→ MATERIAL PROVIDED:
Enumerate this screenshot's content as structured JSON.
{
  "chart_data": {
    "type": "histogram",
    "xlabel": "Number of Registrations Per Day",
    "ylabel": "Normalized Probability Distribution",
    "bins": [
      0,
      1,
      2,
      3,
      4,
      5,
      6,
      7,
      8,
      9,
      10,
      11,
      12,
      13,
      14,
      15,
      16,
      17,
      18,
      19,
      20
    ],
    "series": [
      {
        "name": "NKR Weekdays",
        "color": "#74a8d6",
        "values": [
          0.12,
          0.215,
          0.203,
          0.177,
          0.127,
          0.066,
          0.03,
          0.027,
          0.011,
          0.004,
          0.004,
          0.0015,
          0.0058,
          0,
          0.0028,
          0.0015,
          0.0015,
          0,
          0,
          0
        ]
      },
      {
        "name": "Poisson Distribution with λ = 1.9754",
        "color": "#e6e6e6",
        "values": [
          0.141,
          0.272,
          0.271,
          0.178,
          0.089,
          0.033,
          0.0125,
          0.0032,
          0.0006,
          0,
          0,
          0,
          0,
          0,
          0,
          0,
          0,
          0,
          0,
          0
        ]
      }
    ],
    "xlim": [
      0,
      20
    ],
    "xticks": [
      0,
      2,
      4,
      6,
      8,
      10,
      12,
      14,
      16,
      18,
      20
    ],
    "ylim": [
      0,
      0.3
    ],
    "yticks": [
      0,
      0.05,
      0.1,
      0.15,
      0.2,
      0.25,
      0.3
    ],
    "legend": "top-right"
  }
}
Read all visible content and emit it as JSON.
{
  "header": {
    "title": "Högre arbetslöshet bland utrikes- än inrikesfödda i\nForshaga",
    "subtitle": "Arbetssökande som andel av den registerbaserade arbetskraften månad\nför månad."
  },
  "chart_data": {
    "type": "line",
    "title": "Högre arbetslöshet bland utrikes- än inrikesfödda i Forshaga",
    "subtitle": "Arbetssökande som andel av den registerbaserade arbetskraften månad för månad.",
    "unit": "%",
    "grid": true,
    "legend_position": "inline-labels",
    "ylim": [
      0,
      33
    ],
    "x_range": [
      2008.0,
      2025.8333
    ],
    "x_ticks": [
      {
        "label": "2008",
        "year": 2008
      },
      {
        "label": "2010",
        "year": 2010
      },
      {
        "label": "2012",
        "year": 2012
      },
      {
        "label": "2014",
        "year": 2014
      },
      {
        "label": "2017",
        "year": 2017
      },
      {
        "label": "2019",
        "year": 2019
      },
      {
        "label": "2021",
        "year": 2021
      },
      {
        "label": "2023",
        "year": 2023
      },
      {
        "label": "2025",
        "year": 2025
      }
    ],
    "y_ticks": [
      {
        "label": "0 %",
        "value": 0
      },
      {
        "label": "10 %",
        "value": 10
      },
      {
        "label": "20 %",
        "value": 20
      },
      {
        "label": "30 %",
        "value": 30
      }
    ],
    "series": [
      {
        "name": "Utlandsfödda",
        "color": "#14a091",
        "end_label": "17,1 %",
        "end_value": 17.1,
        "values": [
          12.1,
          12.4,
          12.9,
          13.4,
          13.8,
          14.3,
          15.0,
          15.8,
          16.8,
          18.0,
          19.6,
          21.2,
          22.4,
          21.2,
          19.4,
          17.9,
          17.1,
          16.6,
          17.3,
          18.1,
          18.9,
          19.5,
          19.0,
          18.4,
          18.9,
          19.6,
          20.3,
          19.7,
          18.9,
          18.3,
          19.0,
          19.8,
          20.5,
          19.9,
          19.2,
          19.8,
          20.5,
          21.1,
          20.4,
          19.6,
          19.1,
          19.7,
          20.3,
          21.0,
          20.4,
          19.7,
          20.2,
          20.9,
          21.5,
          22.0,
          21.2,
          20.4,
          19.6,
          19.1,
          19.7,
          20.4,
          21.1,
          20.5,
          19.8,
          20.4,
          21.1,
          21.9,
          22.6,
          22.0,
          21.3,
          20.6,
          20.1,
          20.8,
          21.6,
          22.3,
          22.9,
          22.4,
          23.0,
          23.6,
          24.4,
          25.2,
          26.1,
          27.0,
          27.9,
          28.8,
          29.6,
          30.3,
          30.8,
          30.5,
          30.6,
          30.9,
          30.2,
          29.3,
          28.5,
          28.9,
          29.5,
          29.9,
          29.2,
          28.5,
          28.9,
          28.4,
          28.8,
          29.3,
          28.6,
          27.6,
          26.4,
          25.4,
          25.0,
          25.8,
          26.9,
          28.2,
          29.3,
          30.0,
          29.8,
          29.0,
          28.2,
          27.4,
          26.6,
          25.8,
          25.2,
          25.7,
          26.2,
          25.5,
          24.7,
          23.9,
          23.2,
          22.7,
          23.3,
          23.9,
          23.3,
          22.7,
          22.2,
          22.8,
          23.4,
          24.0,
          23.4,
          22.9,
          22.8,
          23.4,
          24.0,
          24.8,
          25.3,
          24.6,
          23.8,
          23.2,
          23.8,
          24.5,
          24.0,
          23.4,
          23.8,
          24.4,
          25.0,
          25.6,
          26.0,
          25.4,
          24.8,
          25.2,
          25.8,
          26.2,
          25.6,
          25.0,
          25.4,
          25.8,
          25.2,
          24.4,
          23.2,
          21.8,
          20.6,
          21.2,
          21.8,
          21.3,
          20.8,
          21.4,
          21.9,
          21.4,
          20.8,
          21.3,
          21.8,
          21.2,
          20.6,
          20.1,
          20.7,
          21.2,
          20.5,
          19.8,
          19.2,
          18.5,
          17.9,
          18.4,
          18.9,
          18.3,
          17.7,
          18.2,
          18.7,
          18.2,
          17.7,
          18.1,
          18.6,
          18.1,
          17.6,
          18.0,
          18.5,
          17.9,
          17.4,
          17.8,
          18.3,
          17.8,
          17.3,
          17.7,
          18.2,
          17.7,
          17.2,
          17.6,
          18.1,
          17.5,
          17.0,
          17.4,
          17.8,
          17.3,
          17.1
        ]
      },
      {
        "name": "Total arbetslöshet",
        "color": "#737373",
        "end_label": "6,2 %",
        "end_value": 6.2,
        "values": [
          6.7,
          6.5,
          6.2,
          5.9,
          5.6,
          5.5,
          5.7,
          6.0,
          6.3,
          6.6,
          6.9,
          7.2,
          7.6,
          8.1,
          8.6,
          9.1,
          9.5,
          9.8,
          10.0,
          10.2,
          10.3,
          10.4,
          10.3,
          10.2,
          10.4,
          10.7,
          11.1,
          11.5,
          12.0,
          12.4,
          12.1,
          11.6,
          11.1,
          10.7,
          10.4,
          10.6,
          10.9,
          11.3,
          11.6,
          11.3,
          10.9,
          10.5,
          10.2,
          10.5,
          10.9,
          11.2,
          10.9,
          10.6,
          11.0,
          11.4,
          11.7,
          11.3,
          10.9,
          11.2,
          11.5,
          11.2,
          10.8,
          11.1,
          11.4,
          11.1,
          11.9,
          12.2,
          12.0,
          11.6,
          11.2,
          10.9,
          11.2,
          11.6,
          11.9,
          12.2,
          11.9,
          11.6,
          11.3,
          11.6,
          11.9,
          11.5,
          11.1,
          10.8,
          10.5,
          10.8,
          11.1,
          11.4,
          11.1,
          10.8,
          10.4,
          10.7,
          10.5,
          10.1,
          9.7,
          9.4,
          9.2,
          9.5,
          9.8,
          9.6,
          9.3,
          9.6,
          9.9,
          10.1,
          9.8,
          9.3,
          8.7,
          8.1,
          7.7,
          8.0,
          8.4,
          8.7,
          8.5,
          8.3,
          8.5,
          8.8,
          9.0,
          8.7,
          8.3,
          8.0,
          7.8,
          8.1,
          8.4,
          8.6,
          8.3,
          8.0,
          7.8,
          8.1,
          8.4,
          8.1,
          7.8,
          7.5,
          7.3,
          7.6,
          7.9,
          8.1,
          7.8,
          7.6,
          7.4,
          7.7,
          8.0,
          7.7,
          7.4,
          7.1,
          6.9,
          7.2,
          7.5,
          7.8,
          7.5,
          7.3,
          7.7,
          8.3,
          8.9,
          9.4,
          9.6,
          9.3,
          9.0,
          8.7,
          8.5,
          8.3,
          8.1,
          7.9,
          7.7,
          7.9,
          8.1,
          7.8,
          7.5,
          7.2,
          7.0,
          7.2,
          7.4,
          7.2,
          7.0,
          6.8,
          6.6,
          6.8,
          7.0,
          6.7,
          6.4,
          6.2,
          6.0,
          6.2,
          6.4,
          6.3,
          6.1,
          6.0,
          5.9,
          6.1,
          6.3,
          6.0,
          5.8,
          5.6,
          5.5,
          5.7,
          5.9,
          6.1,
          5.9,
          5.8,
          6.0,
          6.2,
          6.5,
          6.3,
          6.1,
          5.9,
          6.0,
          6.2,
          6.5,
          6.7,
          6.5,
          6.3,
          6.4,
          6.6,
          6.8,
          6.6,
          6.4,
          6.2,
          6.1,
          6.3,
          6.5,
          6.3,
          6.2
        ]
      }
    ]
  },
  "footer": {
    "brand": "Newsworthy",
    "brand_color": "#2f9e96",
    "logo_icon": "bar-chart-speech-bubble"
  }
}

→ DO THIS:
The word "arbetslöshet" may occur in lines of the records. Report how many such lines there are, giving only the number.

→ SOLUTION FOR THIS TASK:
3